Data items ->
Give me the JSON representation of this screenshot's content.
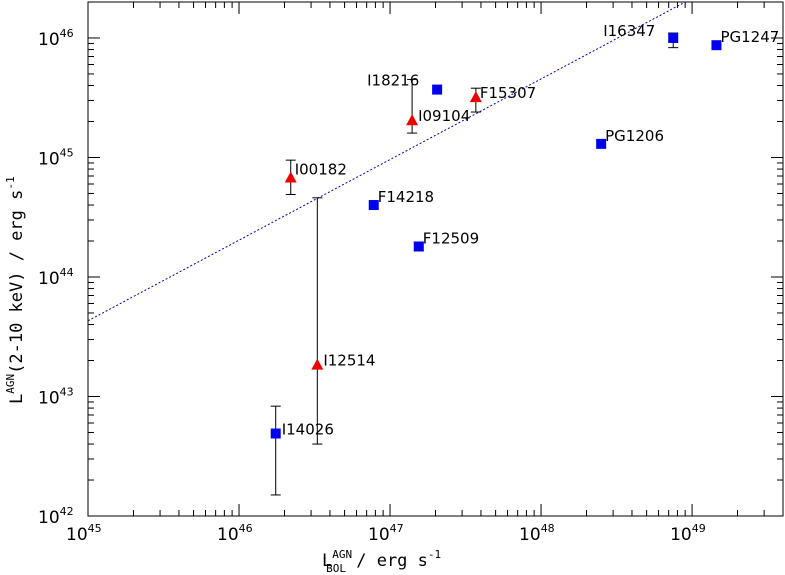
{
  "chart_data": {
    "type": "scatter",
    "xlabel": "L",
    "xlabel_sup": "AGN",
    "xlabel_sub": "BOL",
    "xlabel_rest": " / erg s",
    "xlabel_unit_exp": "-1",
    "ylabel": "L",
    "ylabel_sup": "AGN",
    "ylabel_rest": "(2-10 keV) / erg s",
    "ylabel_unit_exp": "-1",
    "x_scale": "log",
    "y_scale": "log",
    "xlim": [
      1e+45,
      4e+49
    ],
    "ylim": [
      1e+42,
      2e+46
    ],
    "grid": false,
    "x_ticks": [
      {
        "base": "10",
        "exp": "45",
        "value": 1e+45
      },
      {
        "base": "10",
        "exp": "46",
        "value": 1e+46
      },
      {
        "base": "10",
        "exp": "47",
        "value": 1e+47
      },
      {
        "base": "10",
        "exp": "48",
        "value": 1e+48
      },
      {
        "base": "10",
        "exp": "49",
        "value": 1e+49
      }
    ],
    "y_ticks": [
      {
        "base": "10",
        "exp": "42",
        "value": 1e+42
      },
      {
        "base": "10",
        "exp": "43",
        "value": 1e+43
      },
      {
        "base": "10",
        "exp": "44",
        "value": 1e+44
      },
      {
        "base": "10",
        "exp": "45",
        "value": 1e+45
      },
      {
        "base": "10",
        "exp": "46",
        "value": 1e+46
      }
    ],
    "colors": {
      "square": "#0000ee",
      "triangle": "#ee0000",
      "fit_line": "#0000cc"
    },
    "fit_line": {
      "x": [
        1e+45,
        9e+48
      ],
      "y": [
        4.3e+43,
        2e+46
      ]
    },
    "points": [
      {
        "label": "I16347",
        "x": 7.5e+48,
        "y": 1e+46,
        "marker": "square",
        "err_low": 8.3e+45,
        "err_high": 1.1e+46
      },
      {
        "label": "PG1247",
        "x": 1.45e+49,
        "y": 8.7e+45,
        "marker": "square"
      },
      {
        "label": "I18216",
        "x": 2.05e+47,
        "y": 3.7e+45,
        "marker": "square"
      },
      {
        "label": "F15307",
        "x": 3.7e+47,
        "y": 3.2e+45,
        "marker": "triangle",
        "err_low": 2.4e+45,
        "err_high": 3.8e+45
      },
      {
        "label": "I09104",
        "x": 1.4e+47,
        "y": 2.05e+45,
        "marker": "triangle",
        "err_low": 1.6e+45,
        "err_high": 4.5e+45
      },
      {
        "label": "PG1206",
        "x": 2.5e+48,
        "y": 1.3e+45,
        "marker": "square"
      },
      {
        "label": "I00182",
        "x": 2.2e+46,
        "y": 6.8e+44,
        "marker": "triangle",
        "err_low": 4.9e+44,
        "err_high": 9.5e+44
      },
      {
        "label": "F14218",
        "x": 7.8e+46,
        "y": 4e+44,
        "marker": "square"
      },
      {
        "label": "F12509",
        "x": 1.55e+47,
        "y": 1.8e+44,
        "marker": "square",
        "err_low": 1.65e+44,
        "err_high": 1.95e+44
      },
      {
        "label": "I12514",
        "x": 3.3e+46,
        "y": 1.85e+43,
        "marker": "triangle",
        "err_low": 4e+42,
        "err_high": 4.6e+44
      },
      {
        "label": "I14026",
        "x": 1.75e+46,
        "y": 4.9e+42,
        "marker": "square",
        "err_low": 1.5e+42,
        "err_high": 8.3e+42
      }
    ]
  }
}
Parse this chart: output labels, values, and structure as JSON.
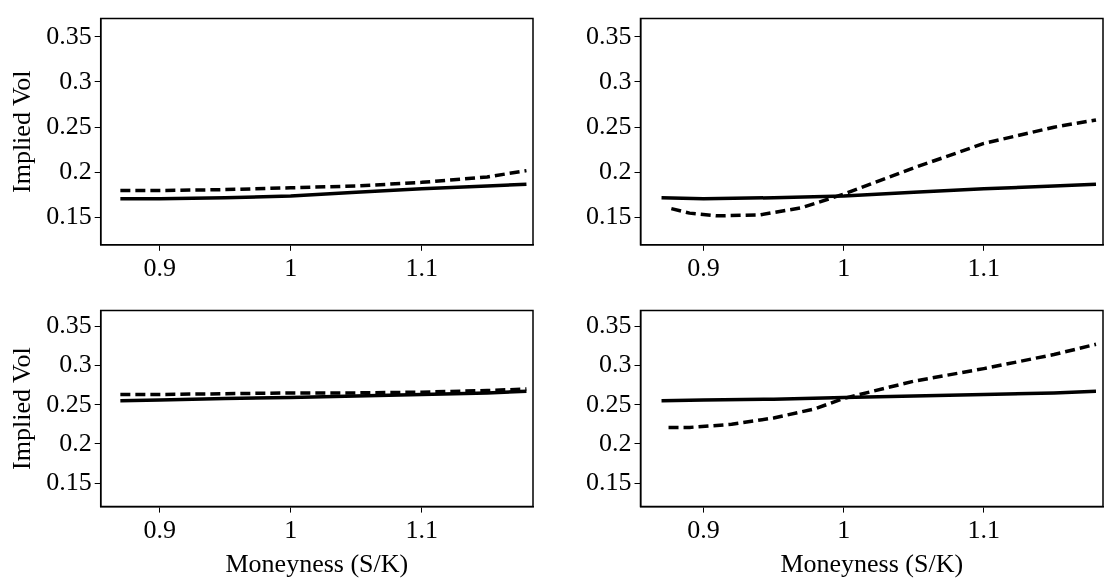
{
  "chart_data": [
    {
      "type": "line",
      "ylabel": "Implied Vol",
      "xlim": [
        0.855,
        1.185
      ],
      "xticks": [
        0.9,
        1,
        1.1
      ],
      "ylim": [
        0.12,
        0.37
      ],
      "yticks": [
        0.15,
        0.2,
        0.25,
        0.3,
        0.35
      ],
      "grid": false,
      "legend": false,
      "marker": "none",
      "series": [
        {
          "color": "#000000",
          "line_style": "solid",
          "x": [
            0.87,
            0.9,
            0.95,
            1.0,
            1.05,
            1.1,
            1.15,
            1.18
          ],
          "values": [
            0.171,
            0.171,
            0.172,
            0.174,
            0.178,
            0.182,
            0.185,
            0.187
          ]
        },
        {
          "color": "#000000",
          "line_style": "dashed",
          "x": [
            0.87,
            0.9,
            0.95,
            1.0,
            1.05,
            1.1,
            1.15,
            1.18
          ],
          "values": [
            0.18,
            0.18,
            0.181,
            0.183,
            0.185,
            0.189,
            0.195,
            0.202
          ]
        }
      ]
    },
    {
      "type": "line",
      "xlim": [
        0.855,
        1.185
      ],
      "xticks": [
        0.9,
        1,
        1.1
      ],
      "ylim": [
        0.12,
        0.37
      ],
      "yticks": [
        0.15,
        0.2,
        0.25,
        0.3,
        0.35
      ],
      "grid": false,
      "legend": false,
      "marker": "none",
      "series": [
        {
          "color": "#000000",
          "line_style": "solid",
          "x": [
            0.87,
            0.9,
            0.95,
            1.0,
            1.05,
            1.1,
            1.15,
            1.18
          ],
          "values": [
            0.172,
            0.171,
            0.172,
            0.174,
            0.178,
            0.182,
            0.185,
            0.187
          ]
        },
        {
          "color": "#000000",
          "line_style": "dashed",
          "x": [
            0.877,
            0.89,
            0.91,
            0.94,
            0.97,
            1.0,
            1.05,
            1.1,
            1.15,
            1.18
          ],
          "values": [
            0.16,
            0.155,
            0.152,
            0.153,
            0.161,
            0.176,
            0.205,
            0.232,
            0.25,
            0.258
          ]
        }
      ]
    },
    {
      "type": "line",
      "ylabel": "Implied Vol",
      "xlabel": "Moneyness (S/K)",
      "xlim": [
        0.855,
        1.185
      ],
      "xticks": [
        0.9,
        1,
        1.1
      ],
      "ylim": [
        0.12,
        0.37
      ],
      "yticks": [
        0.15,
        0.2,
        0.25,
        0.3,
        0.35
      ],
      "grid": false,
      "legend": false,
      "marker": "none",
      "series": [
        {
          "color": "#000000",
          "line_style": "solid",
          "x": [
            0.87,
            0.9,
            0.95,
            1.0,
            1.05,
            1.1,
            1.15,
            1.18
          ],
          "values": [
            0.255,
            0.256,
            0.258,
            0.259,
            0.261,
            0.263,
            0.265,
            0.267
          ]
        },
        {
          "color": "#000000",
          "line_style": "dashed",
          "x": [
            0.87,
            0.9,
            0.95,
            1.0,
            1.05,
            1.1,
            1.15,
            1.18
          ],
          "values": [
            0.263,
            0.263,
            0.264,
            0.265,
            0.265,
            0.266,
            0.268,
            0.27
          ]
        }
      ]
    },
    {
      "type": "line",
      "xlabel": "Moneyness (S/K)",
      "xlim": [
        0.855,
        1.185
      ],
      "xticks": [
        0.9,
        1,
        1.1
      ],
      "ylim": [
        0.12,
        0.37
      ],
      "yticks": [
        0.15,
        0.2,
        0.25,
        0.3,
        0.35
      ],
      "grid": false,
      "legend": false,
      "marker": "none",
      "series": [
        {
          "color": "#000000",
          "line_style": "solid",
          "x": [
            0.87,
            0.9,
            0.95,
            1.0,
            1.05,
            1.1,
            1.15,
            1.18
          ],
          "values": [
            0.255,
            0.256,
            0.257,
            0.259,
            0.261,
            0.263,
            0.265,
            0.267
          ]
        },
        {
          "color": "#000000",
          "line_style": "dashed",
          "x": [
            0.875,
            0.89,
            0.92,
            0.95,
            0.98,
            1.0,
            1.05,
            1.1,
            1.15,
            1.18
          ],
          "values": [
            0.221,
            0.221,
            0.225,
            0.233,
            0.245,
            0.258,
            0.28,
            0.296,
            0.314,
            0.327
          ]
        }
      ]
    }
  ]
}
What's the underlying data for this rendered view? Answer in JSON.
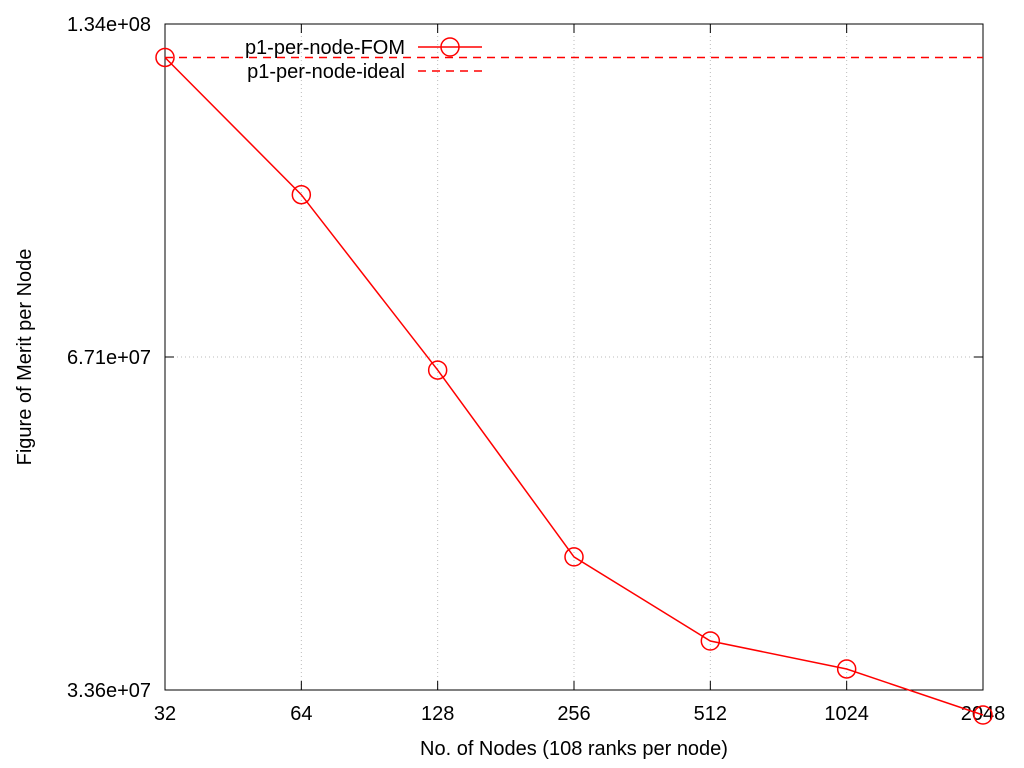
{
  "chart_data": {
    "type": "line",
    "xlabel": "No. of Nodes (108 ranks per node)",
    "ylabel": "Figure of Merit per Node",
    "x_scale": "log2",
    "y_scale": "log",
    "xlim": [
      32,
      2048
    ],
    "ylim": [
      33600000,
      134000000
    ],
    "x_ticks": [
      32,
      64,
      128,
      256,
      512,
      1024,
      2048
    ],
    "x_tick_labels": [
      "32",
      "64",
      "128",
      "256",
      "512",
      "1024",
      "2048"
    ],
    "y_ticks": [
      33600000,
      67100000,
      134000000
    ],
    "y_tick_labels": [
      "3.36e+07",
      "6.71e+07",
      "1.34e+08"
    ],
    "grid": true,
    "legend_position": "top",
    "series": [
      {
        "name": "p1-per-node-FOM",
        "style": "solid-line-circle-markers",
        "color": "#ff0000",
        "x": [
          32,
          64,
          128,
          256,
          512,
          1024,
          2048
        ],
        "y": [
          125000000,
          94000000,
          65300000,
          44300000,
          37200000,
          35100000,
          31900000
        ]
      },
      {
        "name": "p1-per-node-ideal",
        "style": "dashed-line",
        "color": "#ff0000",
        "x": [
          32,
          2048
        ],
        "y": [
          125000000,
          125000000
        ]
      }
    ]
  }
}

What is required -> Copy verbatim the span that begins at the line containing "What's the underlying" and ends at the last line of the material, inclusive of both; exclude pictures.

Right answer ->
What's the underlying data for this rendered view? Answer in JSON.
{
  "chart_data": {
    "type": "line",
    "xlabel": "No. of Nodes (108 ranks per node)",
    "ylabel": "Figure of Merit per Node",
    "x_scale": "log2",
    "y_scale": "log",
    "xlim": [
      32,
      2048
    ],
    "ylim": [
      33600000,
      134000000
    ],
    "x_ticks": [
      32,
      64,
      128,
      256,
      512,
      1024,
      2048
    ],
    "x_tick_labels": [
      "32",
      "64",
      "128",
      "256",
      "512",
      "1024",
      "2048"
    ],
    "y_ticks": [
      33600000,
      67100000,
      134000000
    ],
    "y_tick_labels": [
      "3.36e+07",
      "6.71e+07",
      "1.34e+08"
    ],
    "grid": true,
    "legend_position": "top",
    "series": [
      {
        "name": "p1-per-node-FOM",
        "style": "solid-line-circle-markers",
        "color": "#ff0000",
        "x": [
          32,
          64,
          128,
          256,
          512,
          1024,
          2048
        ],
        "y": [
          125000000,
          94000000,
          65300000,
          44300000,
          37200000,
          35100000,
          31900000
        ]
      },
      {
        "name": "p1-per-node-ideal",
        "style": "dashed-line",
        "color": "#ff0000",
        "x": [
          32,
          2048
        ],
        "y": [
          125000000,
          125000000
        ]
      }
    ]
  }
}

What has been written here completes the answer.